Extrait:
########
Les chiffres ne mentent pas : les attaques saoudiennes contre le Yémen se sont multipliées après le nouveau soutien des États-Unis. Cela fait déjà sept ans, mais l’administration Biden semble moins susceptible que jamais de tenir sa promesse de contribuer à mettre fin à la guerre.
Source : Responsible Statecraft, Annelle Sheline
Traduit par les lecteurs du site Les-Crises
Les chiffres ne mentent pas : les attaques saoudiennes contre le Yémen se sont multipliées après le nouveau soutien des États-Unis.
Cela fait déjà sept ans, mais l’administration Biden semble moins susceptible que jamais de tenir sa promesse de contribuer à mettre fin à la guerre.
Ce vendredi marque le septième anniversaire de l’intervention militaire dirigée par l’Arabie saoudite contre le Yémen, et grâce à l’escalade de l’Arabie saoudite avec l’aide des États-Unis, la violence semble empirer chaque jour.
########
Données fournies:
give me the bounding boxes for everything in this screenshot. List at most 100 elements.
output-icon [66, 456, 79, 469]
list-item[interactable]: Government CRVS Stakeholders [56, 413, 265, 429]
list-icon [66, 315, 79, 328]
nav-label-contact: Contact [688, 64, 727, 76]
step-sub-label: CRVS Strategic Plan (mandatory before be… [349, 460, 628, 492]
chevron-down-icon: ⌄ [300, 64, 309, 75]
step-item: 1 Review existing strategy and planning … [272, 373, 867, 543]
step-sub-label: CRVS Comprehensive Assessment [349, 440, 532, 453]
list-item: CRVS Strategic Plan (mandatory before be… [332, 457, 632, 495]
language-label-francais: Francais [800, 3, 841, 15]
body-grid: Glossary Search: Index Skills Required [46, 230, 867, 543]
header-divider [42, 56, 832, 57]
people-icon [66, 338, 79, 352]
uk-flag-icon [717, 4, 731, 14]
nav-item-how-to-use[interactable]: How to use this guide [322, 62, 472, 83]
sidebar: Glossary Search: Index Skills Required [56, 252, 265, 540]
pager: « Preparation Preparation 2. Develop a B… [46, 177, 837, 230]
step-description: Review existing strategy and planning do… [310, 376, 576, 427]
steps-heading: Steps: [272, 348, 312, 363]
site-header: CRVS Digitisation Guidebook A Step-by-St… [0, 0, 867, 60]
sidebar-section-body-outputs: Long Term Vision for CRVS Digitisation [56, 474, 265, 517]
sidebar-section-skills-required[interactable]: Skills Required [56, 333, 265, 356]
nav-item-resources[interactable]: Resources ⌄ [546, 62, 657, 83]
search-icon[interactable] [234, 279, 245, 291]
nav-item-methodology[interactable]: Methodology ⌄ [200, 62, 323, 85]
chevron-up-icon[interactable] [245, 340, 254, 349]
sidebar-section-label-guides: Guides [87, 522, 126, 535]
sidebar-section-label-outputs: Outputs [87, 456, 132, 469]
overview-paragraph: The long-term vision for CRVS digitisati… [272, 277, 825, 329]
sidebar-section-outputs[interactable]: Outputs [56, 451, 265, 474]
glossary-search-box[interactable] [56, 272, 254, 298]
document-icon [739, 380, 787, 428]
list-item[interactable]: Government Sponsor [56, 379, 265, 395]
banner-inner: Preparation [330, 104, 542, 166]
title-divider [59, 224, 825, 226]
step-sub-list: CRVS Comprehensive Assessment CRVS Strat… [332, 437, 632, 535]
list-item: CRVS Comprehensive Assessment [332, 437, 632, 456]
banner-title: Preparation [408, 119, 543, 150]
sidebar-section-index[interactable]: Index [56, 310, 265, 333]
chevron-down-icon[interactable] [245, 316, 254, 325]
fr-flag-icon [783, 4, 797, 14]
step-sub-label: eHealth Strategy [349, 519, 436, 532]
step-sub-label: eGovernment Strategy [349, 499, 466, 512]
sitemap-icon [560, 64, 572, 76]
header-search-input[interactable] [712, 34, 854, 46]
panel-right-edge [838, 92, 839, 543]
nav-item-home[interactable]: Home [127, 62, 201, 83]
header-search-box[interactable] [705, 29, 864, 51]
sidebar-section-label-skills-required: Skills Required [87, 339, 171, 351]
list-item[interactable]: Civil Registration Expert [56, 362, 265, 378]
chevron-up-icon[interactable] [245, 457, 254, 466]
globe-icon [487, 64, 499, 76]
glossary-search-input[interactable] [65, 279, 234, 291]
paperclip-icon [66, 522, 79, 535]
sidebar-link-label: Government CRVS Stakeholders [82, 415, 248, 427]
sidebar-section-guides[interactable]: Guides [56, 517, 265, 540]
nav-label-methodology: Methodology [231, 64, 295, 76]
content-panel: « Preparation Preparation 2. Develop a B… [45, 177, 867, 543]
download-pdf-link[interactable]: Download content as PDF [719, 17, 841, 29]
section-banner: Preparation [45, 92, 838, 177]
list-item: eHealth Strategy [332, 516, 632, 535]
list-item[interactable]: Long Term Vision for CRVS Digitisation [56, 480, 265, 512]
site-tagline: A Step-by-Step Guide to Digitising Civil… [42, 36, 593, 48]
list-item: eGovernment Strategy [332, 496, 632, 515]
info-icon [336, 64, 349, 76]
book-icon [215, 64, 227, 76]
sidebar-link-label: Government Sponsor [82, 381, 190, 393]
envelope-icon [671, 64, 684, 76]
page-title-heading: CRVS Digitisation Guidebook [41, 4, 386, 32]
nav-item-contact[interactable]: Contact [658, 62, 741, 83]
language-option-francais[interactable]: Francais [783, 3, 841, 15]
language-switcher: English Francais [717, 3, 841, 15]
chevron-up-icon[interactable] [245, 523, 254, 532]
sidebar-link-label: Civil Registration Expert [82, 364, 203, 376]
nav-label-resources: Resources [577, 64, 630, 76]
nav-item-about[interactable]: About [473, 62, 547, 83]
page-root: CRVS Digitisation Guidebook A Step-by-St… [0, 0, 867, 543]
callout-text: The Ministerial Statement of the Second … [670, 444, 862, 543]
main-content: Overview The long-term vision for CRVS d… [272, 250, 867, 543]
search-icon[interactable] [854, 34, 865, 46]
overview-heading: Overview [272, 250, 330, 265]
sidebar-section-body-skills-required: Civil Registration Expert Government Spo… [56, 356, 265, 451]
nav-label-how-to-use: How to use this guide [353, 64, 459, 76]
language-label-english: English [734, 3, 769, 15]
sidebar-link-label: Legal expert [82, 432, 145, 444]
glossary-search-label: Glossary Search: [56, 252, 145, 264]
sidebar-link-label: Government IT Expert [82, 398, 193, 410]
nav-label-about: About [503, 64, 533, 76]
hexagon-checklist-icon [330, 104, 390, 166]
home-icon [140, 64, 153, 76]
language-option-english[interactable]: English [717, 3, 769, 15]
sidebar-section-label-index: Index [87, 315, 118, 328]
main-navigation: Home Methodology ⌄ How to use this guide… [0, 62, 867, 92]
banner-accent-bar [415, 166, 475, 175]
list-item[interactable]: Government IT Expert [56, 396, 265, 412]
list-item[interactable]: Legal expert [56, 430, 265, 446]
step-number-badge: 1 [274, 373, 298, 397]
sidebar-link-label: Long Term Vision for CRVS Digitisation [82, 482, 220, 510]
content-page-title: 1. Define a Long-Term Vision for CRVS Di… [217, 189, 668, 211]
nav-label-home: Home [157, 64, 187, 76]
########
Recopiez mot pour mot, dans l'article sur la guerre au Yémen, le passage qui va de « Ce vendredi marque » à « empirer chaque jour. ». Les lignes n'ont pas la même provenance que l'article sur la guerre au Yémen.

Réponse à l'exercice:
Ce vendredi marque le septième anniversaire de l’intervention militaire dirigée par l’Arabie saoudite contre le Yémen, et grâce à l’escalade de l’Arabie saoudite avec l’aide des États-Unis, la violence semble empirer chaque jour.